• [What the exercise asks] Format the rows from the line that contains "news-actions-cell: Details [1042, 285, 1130, 352]" through the line that contains "details-button[interactable]: Details [1052, 212, 1109, 257]" as a numbered list, with blank lines omitted. Begin at the first line and stop after the second.
═══ Data extract
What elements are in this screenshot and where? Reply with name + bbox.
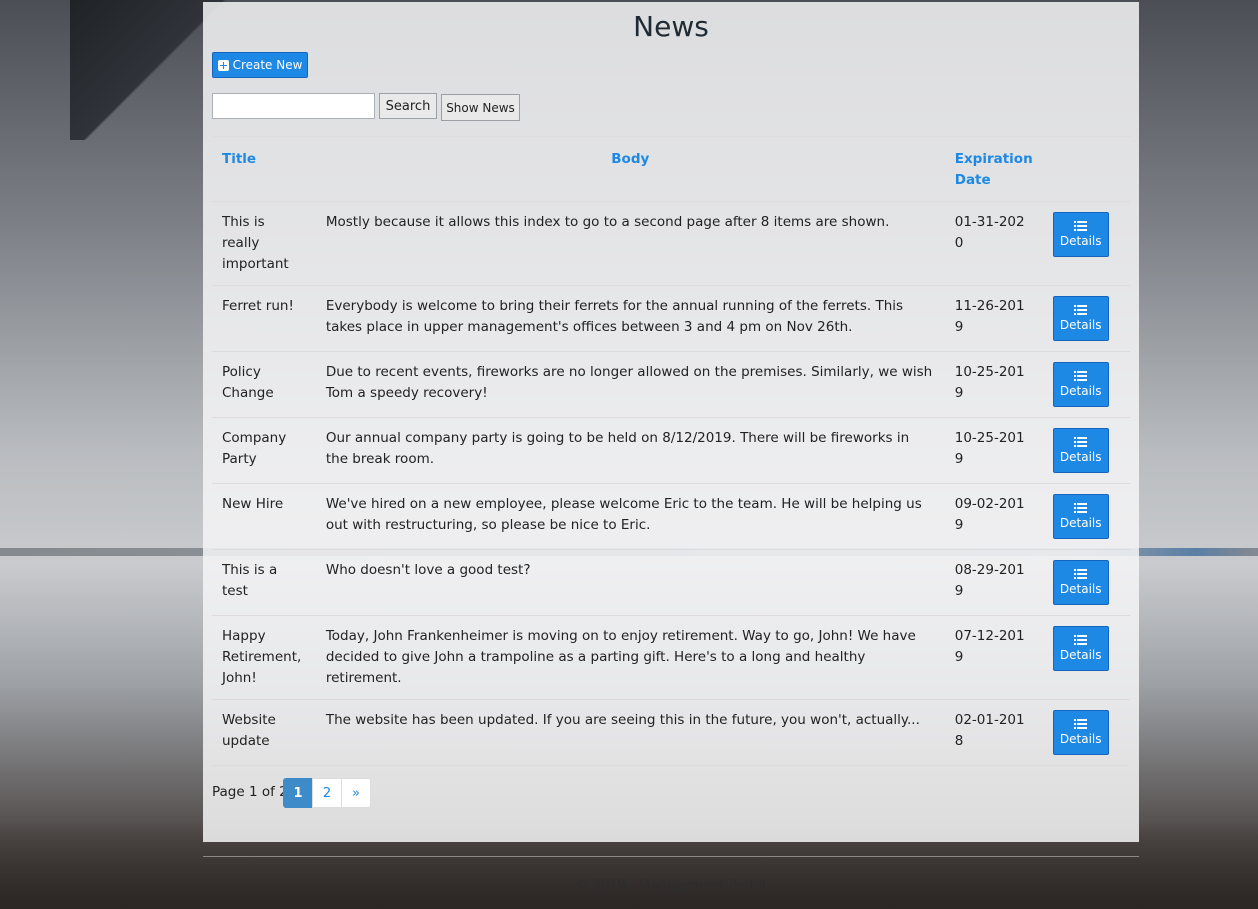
news-actions-cell: Details [1042, 285, 1130, 352]
details-label: Details [1059, 450, 1102, 464]
news-expiration-date-cell: 08-29-2019 [944, 549, 1043, 616]
details-label: Details [1059, 516, 1102, 530]
details-label: Details [1059, 648, 1102, 662]
footer-divider [203, 856, 1139, 857]
news-title-cell: This is a test [212, 549, 316, 616]
table-row: Policy Change Due to recent events, firew… [212, 351, 1130, 418]
list-icon [1074, 569, 1088, 579]
details-button[interactable]: Details [1052, 560, 1109, 605]
news-expiration-date-cell: 02-01-2018 [944, 699, 1043, 766]
list-icon [1074, 371, 1088, 381]
details-button[interactable]: Details [1052, 212, 1109, 257]
news-actions-cell: Details [1042, 549, 1130, 616]
column-header-body-label[interactable]: Body [611, 151, 649, 167]
news-actions-cell: Details [1042, 417, 1130, 484]
details-button[interactable]: Details [1052, 710, 1109, 755]
news-actions-cell: Details [1042, 615, 1130, 700]
details-button[interactable]: Details [1052, 362, 1109, 407]
plus-square-icon [217, 59, 229, 71]
details-button[interactable]: Details [1052, 428, 1109, 473]
news-expiration-date-cell: 01-31-2020 [944, 201, 1043, 286]
list-icon [1074, 221, 1088, 231]
news-expiration-date-cell: 07-12-2019 [944, 615, 1043, 700]
news-body-cell: Everybody is welcome to bring their ferr… [315, 285, 945, 352]
details-label: Details [1059, 732, 1102, 746]
news-actions-cell: Details [1042, 699, 1130, 766]
news-title-cell: Policy Change [212, 351, 316, 418]
news-expiration-date-cell: 09-02-2019 [944, 483, 1043, 550]
news-expiration-date-cell: 10-25-2019 [944, 417, 1043, 484]
page-link-2[interactable]: 2 [312, 778, 342, 808]
pagination: 1 2 » [283, 778, 371, 808]
column-header-title[interactable]: Title [212, 136, 316, 202]
column-header-title-label[interactable]: Title [222, 151, 256, 167]
page-count-label: Page 1 of 2 [212, 784, 288, 800]
list-icon [1074, 305, 1088, 315]
content-panel: News Create New Search Show News Title B… [203, 2, 1139, 842]
table-row: New Hire We've hired on a new employee, p… [212, 483, 1130, 550]
details-button[interactable]: Details [1052, 626, 1109, 671]
list-icon [1074, 719, 1088, 729]
news-body-cell: Our annual company party is going to be … [315, 417, 945, 484]
news-table: Title Body Expiration Date This is reall… [212, 136, 1130, 766]
page-link-1[interactable]: 1 [283, 778, 313, 808]
news-actions-cell: Details [1042, 201, 1130, 286]
column-header-actions [1042, 136, 1130, 202]
news-title-cell: Website update [212, 699, 316, 766]
search-input[interactable] [212, 93, 375, 119]
create-new-button[interactable]: Create New [212, 52, 308, 78]
news-actions-cell: Details [1042, 483, 1130, 550]
table-row: This is really important Mostly because i… [212, 201, 1130, 286]
details-button[interactable]: Details [1052, 494, 1109, 539]
news-actions-cell: Details [1042, 351, 1130, 418]
page-title: News [633, 10, 709, 43]
news-body-cell: Mostly because it allows this index to g… [315, 201, 945, 286]
news-expiration-date-cell: 11-26-2019 [944, 285, 1043, 352]
next-page-link[interactable]: » [341, 778, 371, 808]
search-button[interactable]: Search [379, 93, 437, 119]
footer-text: © 2019 - Management Portal [575, 878, 767, 893]
details-label: Details [1059, 234, 1102, 248]
list-icon [1074, 635, 1088, 645]
show-news-button[interactable]: Show News [441, 94, 520, 121]
news-body-cell: Who doesn't love a good test? [315, 549, 945, 616]
news-body-cell: We've hired on a new employee, please we… [315, 483, 945, 550]
details-button[interactable]: Details [1052, 296, 1109, 341]
column-header-date-label[interactable]: Expiration Date [955, 151, 1033, 188]
news-title-cell: New Hire [212, 483, 316, 550]
details-label: Details [1059, 318, 1102, 332]
news-expiration-date-cell: 10-25-2019 [944, 351, 1043, 418]
news-body-cell: Today, John Frankenheimer is moving on t… [315, 615, 945, 700]
table-row: Happy Retirement, John! Today, John Frank… [212, 615, 1130, 700]
news-title-cell: Company Party [212, 417, 316, 484]
column-header-expiration-date[interactable]: Expiration Date [944, 136, 1043, 202]
column-header-body[interactable]: Body [315, 136, 945, 202]
table-row: Website update The website has been updat… [212, 699, 1130, 766]
news-title-cell: Ferret run! [212, 285, 316, 352]
list-icon [1074, 503, 1088, 513]
create-new-label: Create New [232, 58, 303, 72]
news-body-cell: Due to recent events, fireworks are no l… [315, 351, 945, 418]
news-body-cell: The website has been updated. If you are… [315, 699, 945, 766]
details-label: Details [1059, 384, 1102, 398]
table-row: This is a test Who doesn't love a good te… [212, 549, 1130, 616]
details-label: Details [1059, 582, 1102, 596]
news-title-cell: This is really important [212, 201, 316, 286]
table-row: Ferret run! Everybody is welcome to bring… [212, 285, 1130, 352]
news-title-cell: Happy Retirement, John! [212, 615, 316, 700]
list-icon [1074, 437, 1088, 447]
table-header-row: Title Body Expiration Date [212, 136, 1130, 202]
table-row: Company Party Our annual company party is… [212, 417, 1130, 484]
news-table-body: This is really important Mostly because i… [212, 201, 1130, 766]
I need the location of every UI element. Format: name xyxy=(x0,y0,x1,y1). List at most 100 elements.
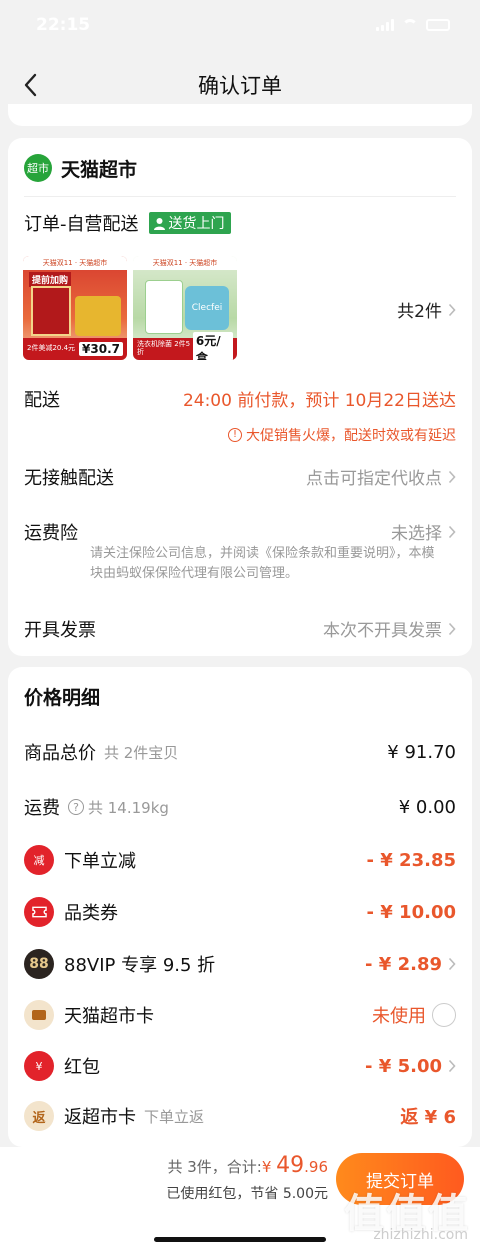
goods-total-label: 商品总价 xyxy=(24,743,96,764)
goods-total-row: 商品总价 共 2件宝贝 ¥ 91.70 xyxy=(24,735,456,769)
discount-icon: 减 xyxy=(24,845,54,875)
price-detail-card: 价格明细 商品总价 共 2件宝贝 ¥ 91.70 运费 ? 共 14.19kg … xyxy=(8,667,472,1147)
battery-icon xyxy=(426,19,450,31)
product-price-strip: 洗衣机除菌 2件5折 6元/盒 xyxy=(133,332,237,360)
help-icon[interactable]: ? xyxy=(68,799,84,815)
category-coupon-label: 品类券 xyxy=(64,903,118,924)
person-icon xyxy=(153,217,165,230)
chevron-right-icon xyxy=(448,957,456,971)
total-count: 共 3件， xyxy=(167,1158,227,1176)
delivery-badge-label: 送货上门 xyxy=(168,216,225,232)
total-label: 合计: xyxy=(226,1158,262,1176)
total-decimal: .96 xyxy=(304,1158,328,1176)
chevron-right-icon xyxy=(448,1059,456,1073)
product-box-image xyxy=(31,286,71,336)
product-promo-tag: 提前加购 xyxy=(29,272,72,287)
chevron-right-icon xyxy=(448,622,456,635)
shop-header[interactable]: 超市 天猫超市 xyxy=(24,154,137,182)
total-currency: ¥ xyxy=(261,1158,272,1176)
shipping-warning-text: 大促销售火爆，配送时效或有延迟 xyxy=(246,428,456,444)
back-button[interactable] xyxy=(18,70,42,100)
rebate-value: 返 ¥ 6 xyxy=(400,1107,456,1128)
vip-discount-value: - ¥ 2.89 xyxy=(365,953,442,975)
product-price: ¥30.7 xyxy=(79,342,123,356)
insurance-selector[interactable]: 未选择 xyxy=(391,519,456,544)
rebate-row: 返 返超市卡 下单立返 返 ¥ 6 xyxy=(24,1099,456,1133)
card-icon xyxy=(24,1000,54,1030)
invoice-value: 本次不开具发票 xyxy=(323,621,442,641)
invoice-label: 开具发票 xyxy=(24,620,96,641)
product-bottle-image xyxy=(145,280,183,334)
market-card-value-wrap: 未使用 xyxy=(372,1002,456,1028)
product-thumbnail[interactable]: 天猫双11 · 天猫超市 提前加购 2件美减20.4元 ¥30.7 xyxy=(23,256,127,360)
total-integer: 49 xyxy=(276,1153,305,1178)
order-type-row: 订单-自营配送 送货上门 xyxy=(24,210,231,236)
address-card-bottom xyxy=(8,104,472,126)
market-card-label: 天猫超市卡 xyxy=(64,1006,154,1027)
contactless-label: 无接触配送 xyxy=(24,468,114,489)
price-detail-title: 价格明细 xyxy=(24,687,101,709)
freight-value: ¥ 0.00 xyxy=(398,796,456,818)
vip-discount-label: 88VIP 专享 9.5 折 xyxy=(64,955,216,976)
red-packet-row[interactable]: ¥ 红包 - ¥ 5.00 xyxy=(24,1049,456,1083)
shipping-label: 配送 xyxy=(24,390,60,411)
product-promo-text: 2件美减20.4元 xyxy=(27,344,76,353)
product-promo-text: 洗衣机除菌 2件5折 xyxy=(137,340,191,356)
tmall-supermarket-logo: 超市 xyxy=(24,154,52,182)
product-price-strip: 2件美减20.4元 ¥30.7 xyxy=(23,338,127,360)
category-coupon-value: - ¥ 10.00 xyxy=(366,901,456,923)
warning-icon: ! xyxy=(228,428,242,442)
freight-label: 运费 xyxy=(24,798,60,819)
wifi-icon xyxy=(402,19,418,31)
card-shape xyxy=(32,1010,46,1020)
delivery-badge: 送货上门 xyxy=(148,212,231,234)
chevron-right-icon xyxy=(448,525,456,538)
insurance-note: 请关注保险公司信息，并阅读《保险条款和重要说明》，本模块由蚂蚁保保险代理有限公司… xyxy=(90,546,435,581)
product-box-image xyxy=(75,296,121,336)
red-packet-value-wrap: - ¥ 5.00 xyxy=(365,1056,456,1077)
shipping-warning: ! 大促销售火爆，配送时效或有延迟 xyxy=(228,425,456,445)
vip-discount-value-wrap: - ¥ 2.89 xyxy=(365,954,456,975)
insurance-value: 未选择 xyxy=(391,524,442,544)
market-card-row[interactable]: 天猫超市卡 未使用 xyxy=(24,998,456,1032)
instant-discount-label: 下单立减 xyxy=(64,851,136,872)
watermark-url: zhizhizhi.com xyxy=(373,1227,468,1243)
chevron-right-icon xyxy=(448,303,456,316)
page-title: 确认订单 xyxy=(198,74,282,98)
item-count-link[interactable]: 共2件 xyxy=(397,297,456,322)
freight-row: 运费 ? 共 14.19kg ¥ 0.00 xyxy=(24,790,456,824)
red-packet-value: - ¥ 5.00 xyxy=(365,1055,442,1077)
order-type-title: 订单-自营配送 xyxy=(24,214,139,235)
home-indicator xyxy=(154,1237,326,1242)
savings-text: 已使用红包，节省 5.00元 xyxy=(166,1186,328,1202)
chevron-right-icon xyxy=(448,470,456,483)
checkout-bar: 共 3件， 合计: ¥ 49.96 已使用红包，节省 5.00元 提交订单 值值… xyxy=(0,1147,480,1255)
instant-discount-value: - ¥ 23.85 xyxy=(366,849,456,871)
product-banner-text: 天猫双11 · 天猫超市 xyxy=(133,256,237,270)
rebate-sub: 下单立返 xyxy=(144,1107,205,1126)
contactless-selector[interactable]: 点击可指定代收点 xyxy=(306,464,456,489)
status-time: 22:15 xyxy=(36,15,91,35)
product-price: 6元/盒 xyxy=(192,332,233,360)
shipping-info: 24:00 前付款，预计 10月22日送达 xyxy=(182,391,456,411)
category-coupon-row: 品类券 - ¥ 10.00 xyxy=(24,895,456,929)
status-icons xyxy=(376,19,450,31)
item-count: 共2件 xyxy=(397,302,442,322)
invoice-selector[interactable]: 本次不开具发票 xyxy=(323,616,456,641)
market-card-value: 未使用 xyxy=(372,1006,426,1027)
product-thumbnail[interactable]: 天猫双11 · 天猫超市 Clecfei 洗衣机除菌 2件5折 6元/盒 xyxy=(133,256,237,360)
chevron-left-icon xyxy=(24,73,37,97)
total-line: 共 3件， 合计: ¥ 49.96 xyxy=(167,1153,328,1178)
freight-sub: ? 共 14.19kg xyxy=(68,797,169,818)
signal-icon xyxy=(376,19,394,31)
market-card-radio[interactable] xyxy=(432,1003,456,1027)
order-card: 超市 天猫超市 订单-自营配送 送货上门 天猫双11 · 天猫超市 提前加购 2… xyxy=(8,138,472,656)
ticket-icon xyxy=(31,906,47,918)
vip-discount-row[interactable]: 88 88VIP 专享 9.5 折 - ¥ 2.89 xyxy=(24,947,456,981)
freight-weight: 共 14.19kg xyxy=(88,798,169,817)
instant-discount-row: 减 下单立减 - ¥ 23.85 xyxy=(24,843,456,877)
rebate-icon: 返 xyxy=(24,1101,54,1131)
shop-name: 天猫超市 xyxy=(61,158,138,181)
coupon-icon xyxy=(24,897,54,927)
insurance-label: 运费险 xyxy=(24,523,78,544)
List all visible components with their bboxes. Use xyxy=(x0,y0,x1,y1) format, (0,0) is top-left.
══════
• [Result of the exercise]
1. news-actions-cell: Details [1042, 285, 1130, 352]
2. details-label: Details [1059, 450, 1102, 464]
3. news-expiration-date-cell: 08-29-2019 [944, 549, 1043, 616]
4. details-label: Details [1059, 516, 1102, 530]
5. details-label: Details [1059, 648, 1102, 662]
6. footer-divider [203, 856, 1139, 857]
7. news-title-cell: This is a test [212, 549, 316, 616]
8. table-row: Policy Change Due to recent events, firew… [212, 351, 1130, 418]
9. list-icon [1074, 569, 1088, 579]
10. details-button[interactable]: Details [1052, 560, 1109, 605]
11. news-expiration-date-cell: 02-01-2018 [944, 699, 1043, 766]
12. list-icon [1074, 371, 1088, 381]
13. details-button[interactable]: Details [1052, 212, 1109, 257]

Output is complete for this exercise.